Written exercise —
Write the entries below out again exactly; any picture in them stays out.

*** Provided records ***

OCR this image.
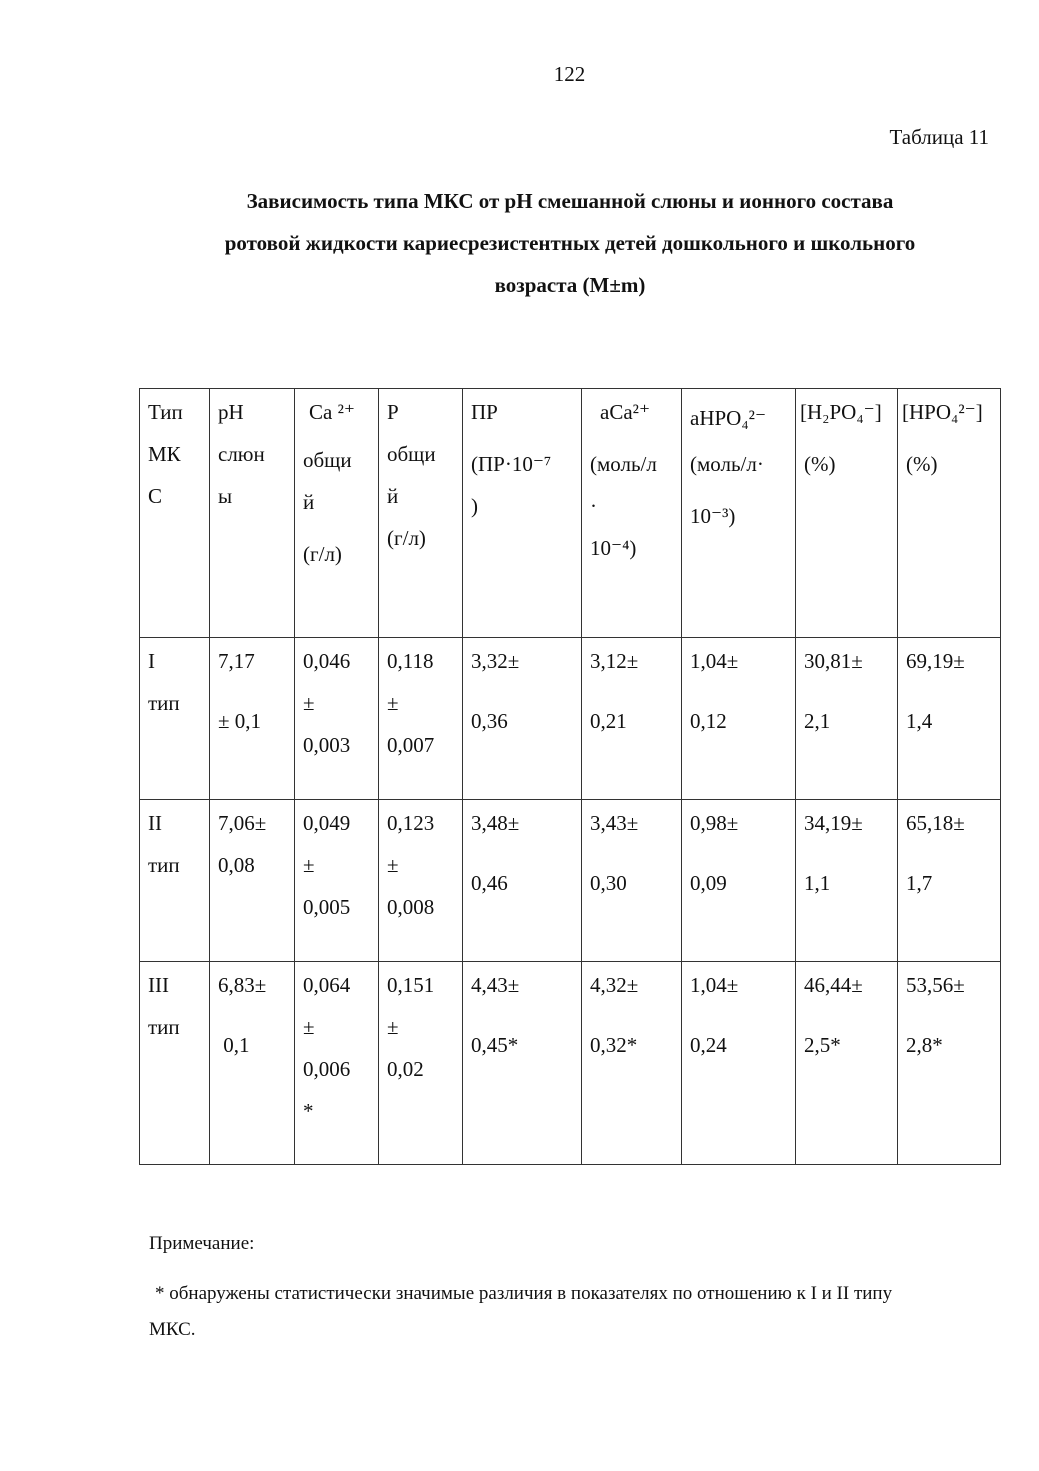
122
Таблица 11
Зависимость типа МКС от pH смешанной слюны и ионного состава
ротовой жидкости кариесрезистентных детей дошкольного и школьного
возраста (M±m)
Тип
МК
С	pH
слюн
ы	Ca ²⁺
общи
й
(г/л)	P
общи
й
(г/л)	ПР
(ПР·10⁻⁷
)	aCa²⁺
(моль/л
·
10⁻⁴)	aHPO₄²⁻
(моль/л·
10⁻³)	[H₂PO₄⁻]
(%)	[HPO₄²⁻]
(%)

I
тип	7,17
± 0,1	0,046
±
0,003	0,118
±
0,007	3,32±
0,36	3,12±
0,21	1,04±
0,12	30,81±
2,1	69,19±
1,4

II
тип	7,06±
0,08	0,049
±
0,005	0,123
±
0,008	3,48±
0,46	3,43±
0,30	0,98±
0,09	34,19±
1,1	65,18±
1,7

III
тип	6,83±
0,1	0,064
±
0,006
*	0,151
±
0,02	4,43±
0,45*	4,32±
0,32*	1,04±
0,24	46,44±
2,5*	53,56±
2,8*
Примечание:
* обнаружены статистически значимые различия в показателях по отношению к I и II типу
МКС.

***

Final result —
OCR this image.
122
Таблица 11
Зависимость типа МКС от pH смешанной слюны и ионного состава
ротовой жидкости кариесрезистентных детей дошкольного и школьного
возраста (M±m)
Тип
МК
С	pH
слюн
ы	Ca ²⁺
общи
й
(г/л)	P
общи
й
(г/л)	ПР
(ПР·10⁻⁷
)	aCa²⁺
(моль/л
·
10⁻⁴)	aHPO₄²⁻
(моль/л·
10⁻³)	[H₂PO₄⁻]
(%)	[HPO₄²⁻]
(%)

I
тип	7,17
± 0,1	0,046
±
0,003	0,118
±
0,007	3,32±
0,36	3,12±
0,21	1,04±
0,12	30,81±
2,1	69,19±
1,4

II
тип	7,06±
0,08	0,049
±
0,005	0,123
±
0,008	3,48±
0,46	3,43±
0,30	0,98±
0,09	34,19±
1,1	65,18±
1,7

III
тип	6,83±
0,1	0,064
±
0,006
*	0,151
±
0,02	4,43±
0,45*	4,32±
0,32*	1,04±
0,24	46,44±
2,5*	53,56±
2,8*
Примечание:
* обнаружены статистически значимые различия в показателях по отношению к I и II типу
МКС.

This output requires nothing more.